** Begin Dataset records **

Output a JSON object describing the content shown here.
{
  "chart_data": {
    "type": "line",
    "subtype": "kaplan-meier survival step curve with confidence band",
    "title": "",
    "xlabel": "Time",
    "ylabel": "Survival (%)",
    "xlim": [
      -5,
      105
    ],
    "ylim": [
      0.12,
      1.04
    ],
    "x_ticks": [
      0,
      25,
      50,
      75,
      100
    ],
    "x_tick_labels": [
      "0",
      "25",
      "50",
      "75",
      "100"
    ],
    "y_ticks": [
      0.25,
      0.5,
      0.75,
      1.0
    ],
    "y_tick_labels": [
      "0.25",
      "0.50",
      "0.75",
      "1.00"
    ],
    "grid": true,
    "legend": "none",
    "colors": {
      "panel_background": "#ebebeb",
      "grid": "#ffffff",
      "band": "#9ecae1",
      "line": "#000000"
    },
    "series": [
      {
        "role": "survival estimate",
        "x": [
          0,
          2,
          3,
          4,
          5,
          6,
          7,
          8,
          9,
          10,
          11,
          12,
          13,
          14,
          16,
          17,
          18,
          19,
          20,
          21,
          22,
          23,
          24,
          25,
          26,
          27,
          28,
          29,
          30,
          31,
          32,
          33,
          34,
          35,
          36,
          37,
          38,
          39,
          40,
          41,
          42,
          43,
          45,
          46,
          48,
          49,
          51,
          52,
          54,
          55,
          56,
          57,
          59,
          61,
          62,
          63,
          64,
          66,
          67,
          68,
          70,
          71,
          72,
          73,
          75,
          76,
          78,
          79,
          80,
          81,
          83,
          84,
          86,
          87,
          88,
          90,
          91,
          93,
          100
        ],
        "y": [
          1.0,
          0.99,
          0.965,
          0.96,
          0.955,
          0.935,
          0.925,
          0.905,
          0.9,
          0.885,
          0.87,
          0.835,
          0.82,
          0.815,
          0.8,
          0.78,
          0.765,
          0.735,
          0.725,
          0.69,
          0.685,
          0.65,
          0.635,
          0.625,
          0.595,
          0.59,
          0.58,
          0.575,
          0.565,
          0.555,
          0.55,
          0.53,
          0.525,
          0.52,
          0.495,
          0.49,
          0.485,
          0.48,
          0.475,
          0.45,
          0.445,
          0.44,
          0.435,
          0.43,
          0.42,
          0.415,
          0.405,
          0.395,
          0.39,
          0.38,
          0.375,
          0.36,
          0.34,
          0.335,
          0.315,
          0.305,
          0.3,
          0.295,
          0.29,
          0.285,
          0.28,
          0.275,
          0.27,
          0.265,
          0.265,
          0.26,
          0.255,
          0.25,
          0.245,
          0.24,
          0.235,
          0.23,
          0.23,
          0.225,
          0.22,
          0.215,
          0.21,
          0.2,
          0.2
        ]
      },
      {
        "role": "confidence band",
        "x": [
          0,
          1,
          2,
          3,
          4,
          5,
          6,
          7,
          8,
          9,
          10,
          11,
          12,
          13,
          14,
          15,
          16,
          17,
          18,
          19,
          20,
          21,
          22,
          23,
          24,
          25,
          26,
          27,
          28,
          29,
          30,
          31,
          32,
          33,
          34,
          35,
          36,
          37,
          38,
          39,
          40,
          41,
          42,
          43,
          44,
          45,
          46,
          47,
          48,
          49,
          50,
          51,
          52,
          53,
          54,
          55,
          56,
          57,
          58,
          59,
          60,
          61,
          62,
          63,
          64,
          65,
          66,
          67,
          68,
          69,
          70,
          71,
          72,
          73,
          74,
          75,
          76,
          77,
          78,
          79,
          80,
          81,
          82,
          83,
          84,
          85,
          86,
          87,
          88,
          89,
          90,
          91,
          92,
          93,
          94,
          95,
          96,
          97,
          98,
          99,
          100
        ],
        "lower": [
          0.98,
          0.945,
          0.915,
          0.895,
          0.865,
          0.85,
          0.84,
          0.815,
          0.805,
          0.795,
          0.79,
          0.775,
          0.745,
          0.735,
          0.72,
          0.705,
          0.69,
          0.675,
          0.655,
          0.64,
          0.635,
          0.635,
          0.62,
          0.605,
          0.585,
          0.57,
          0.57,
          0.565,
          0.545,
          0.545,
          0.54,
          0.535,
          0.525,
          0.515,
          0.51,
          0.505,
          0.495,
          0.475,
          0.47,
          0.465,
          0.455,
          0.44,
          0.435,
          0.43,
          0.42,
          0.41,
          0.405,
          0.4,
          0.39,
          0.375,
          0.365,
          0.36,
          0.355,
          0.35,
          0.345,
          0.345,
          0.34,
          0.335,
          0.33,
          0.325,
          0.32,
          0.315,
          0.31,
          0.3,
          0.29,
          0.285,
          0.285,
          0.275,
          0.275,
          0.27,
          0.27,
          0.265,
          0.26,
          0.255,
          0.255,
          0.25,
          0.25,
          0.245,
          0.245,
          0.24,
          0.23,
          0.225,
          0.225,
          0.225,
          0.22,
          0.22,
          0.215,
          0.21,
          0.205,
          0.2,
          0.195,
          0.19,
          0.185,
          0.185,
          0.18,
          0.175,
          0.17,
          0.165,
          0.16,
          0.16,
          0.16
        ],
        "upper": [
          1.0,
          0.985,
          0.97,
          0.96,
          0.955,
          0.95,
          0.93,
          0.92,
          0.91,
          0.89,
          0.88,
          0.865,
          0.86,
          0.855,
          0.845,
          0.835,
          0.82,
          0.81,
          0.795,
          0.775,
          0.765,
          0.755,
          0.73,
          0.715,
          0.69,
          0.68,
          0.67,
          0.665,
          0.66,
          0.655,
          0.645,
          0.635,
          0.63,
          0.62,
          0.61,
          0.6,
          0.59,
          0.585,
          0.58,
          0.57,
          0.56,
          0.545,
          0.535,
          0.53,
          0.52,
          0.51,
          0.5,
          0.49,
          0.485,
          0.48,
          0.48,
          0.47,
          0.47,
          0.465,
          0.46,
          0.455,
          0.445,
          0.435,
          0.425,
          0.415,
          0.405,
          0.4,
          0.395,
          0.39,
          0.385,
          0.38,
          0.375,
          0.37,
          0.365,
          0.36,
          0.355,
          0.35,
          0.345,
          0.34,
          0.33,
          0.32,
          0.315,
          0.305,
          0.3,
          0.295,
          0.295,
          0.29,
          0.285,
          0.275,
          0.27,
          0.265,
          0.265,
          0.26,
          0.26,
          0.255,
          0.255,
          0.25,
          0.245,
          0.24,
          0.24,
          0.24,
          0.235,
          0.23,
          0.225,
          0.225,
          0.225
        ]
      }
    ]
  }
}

** End Dataset records **

Written task: Each record must be returned exactly as it is written.

Exercise output:
Output a JSON object describing the content shown here.
{
  "chart_data": {
    "type": "line",
    "subtype": "kaplan-meier survival step curve with confidence band",
    "title": "",
    "xlabel": "Time",
    "ylabel": "Survival (%)",
    "xlim": [
      -5,
      105
    ],
    "ylim": [
      0.12,
      1.04
    ],
    "x_ticks": [
      0,
      25,
      50,
      75,
      100
    ],
    "x_tick_labels": [
      "0",
      "25",
      "50",
      "75",
      "100"
    ],
    "y_ticks": [
      0.25,
      0.5,
      0.75,
      1.0
    ],
    "y_tick_labels": [
      "0.25",
      "0.50",
      "0.75",
      "1.00"
    ],
    "grid": true,
    "legend": "none",
    "colors": {
      "panel_background": "#ebebeb",
      "grid": "#ffffff",
      "band": "#9ecae1",
      "line": "#000000"
    },
    "series": [
      {
        "role": "survival estimate",
        "x": [
          0,
          2,
          3,
          4,
          5,
          6,
          7,
          8,
          9,
          10,
          11,
          12,
          13,
          14,
          16,
          17,
          18,
          19,
          20,
          21,
          22,
          23,
          24,
          25,
          26,
          27,
          28,
          29,
          30,
          31,
          32,
          33,
          34,
          35,
          36,
          37,
          38,
          39,
          40,
          41,
          42,
          43,
          45,
          46,
          48,
          49,
          51,
          52,
          54,
          55,
          56,
          57,
          59,
          61,
          62,
          63,
          64,
          66,
          67,
          68,
          70,
          71,
          72,
          73,
          75,
          76,
          78,
          79,
          80,
          81,
          83,
          84,
          86,
          87,
          88,
          90,
          91,
          93,
          100
        ],
        "y": [
          1.0,
          0.99,
          0.965,
          0.96,
          0.955,
          0.935,
          0.925,
          0.905,
          0.9,
          0.885,
          0.87,
          0.835,
          0.82,
          0.815,
          0.8,
          0.78,
          0.765,
          0.735,
          0.725,
          0.69,
          0.685,
          0.65,
          0.635,
          0.625,
          0.595,
          0.59,
          0.58,
          0.575,
          0.565,
          0.555,
          0.55,
          0.53,
          0.525,
          0.52,
          0.495,
          0.49,
          0.485,
          0.48,
          0.475,
          0.45,
          0.445,
          0.44,
          0.435,
          0.43,
          0.42,
          0.415,
          0.405,
          0.395,
          0.39,
          0.38,
          0.375,
          0.36,
          0.34,
          0.335,
          0.315,
          0.305,
          0.3,
          0.295,
          0.29,
          0.285,
          0.28,
          0.275,
          0.27,
          0.265,
          0.265,
          0.26,
          0.255,
          0.25,
          0.245,
          0.24,
          0.235,
          0.23,
          0.23,
          0.225,
          0.22,
          0.215,
          0.21,
          0.2,
          0.2
        ]
      },
      {
        "role": "confidence band",
        "x": [
          0,
          1,
          2,
          3,
          4,
          5,
          6,
          7,
          8,
          9,
          10,
          11,
          12,
          13,
          14,
          15,
          16,
          17,
          18,
          19,
          20,
          21,
          22,
          23,
          24,
          25,
          26,
          27,
          28,
          29,
          30,
          31,
          32,
          33,
          34,
          35,
          36,
          37,
          38,
          39,
          40,
          41,
          42,
          43,
          44,
          45,
          46,
          47,
          48,
          49,
          50,
          51,
          52,
          53,
          54,
          55,
          56,
          57,
          58,
          59,
          60,
          61,
          62,
          63,
          64,
          65,
          66,
          67,
          68,
          69,
          70,
          71,
          72,
          73,
          74,
          75,
          76,
          77,
          78,
          79,
          80,
          81,
          82,
          83,
          84,
          85,
          86,
          87,
          88,
          89,
          90,
          91,
          92,
          93,
          94,
          95,
          96,
          97,
          98,
          99,
          100
        ],
        "lower": [
          0.98,
          0.945,
          0.915,
          0.895,
          0.865,
          0.85,
          0.84,
          0.815,
          0.805,
          0.795,
          0.79,
          0.775,
          0.745,
          0.735,
          0.72,
          0.705,
          0.69,
          0.675,
          0.655,
          0.64,
          0.635,
          0.635,
          0.62,
          0.605,
          0.585,
          0.57,
          0.57,
          0.565,
          0.545,
          0.545,
          0.54,
          0.535,
          0.525,
          0.515,
          0.51,
          0.505,
          0.495,
          0.475,
          0.47,
          0.465,
          0.455,
          0.44,
          0.435,
          0.43,
          0.42,
          0.41,
          0.405,
          0.4,
          0.39,
          0.375,
          0.365,
          0.36,
          0.355,
          0.35,
          0.345,
          0.345,
          0.34,
          0.335,
          0.33,
          0.325,
          0.32,
          0.315,
          0.31,
          0.3,
          0.29,
          0.285,
          0.285,
          0.275,
          0.275,
          0.27,
          0.27,
          0.265,
          0.26,
          0.255,
          0.255,
          0.25,
          0.25,
          0.245,
          0.245,
          0.24,
          0.23,
          0.225,
          0.225,
          0.225,
          0.22,
          0.22,
          0.215,
          0.21,
          0.205,
          0.2,
          0.195,
          0.19,
          0.185,
          0.185,
          0.18,
          0.175,
          0.17,
          0.165,
          0.16,
          0.16,
          0.16
        ],
        "upper": [
          1.0,
          0.985,
          0.97,
          0.96,
          0.955,
          0.95,
          0.93,
          0.92,
          0.91,
          0.89,
          0.88,
          0.865,
          0.86,
          0.855,
          0.845,
          0.835,
          0.82,
          0.81,
          0.795,
          0.775,
          0.765,
          0.755,
          0.73,
          0.715,
          0.69,
          0.68,
          0.67,
          0.665,
          0.66,
          0.655,
          0.645,
          0.635,
          0.63,
          0.62,
          0.61,
          0.6,
          0.59,
          0.585,
          0.58,
          0.57,
          0.56,
          0.545,
          0.535,
          0.53,
          0.52,
          0.51,
          0.5,
          0.49,
          0.485,
          0.48,
          0.48,
          0.47,
          0.47,
          0.465,
          0.46,
          0.455,
          0.445,
          0.435,
          0.425,
          0.415,
          0.405,
          0.4,
          0.395,
          0.39,
          0.385,
          0.38,
          0.375,
          0.37,
          0.365,
          0.36,
          0.355,
          0.35,
          0.345,
          0.34,
          0.33,
          0.32,
          0.315,
          0.305,
          0.3,
          0.295,
          0.295,
          0.29,
          0.285,
          0.275,
          0.27,
          0.265,
          0.265,
          0.26,
          0.26,
          0.255,
          0.255,
          0.25,
          0.245,
          0.24,
          0.24,
          0.24,
          0.235,
          0.23,
          0.225,
          0.225,
          0.225
        ]
      }
    ]
  }
}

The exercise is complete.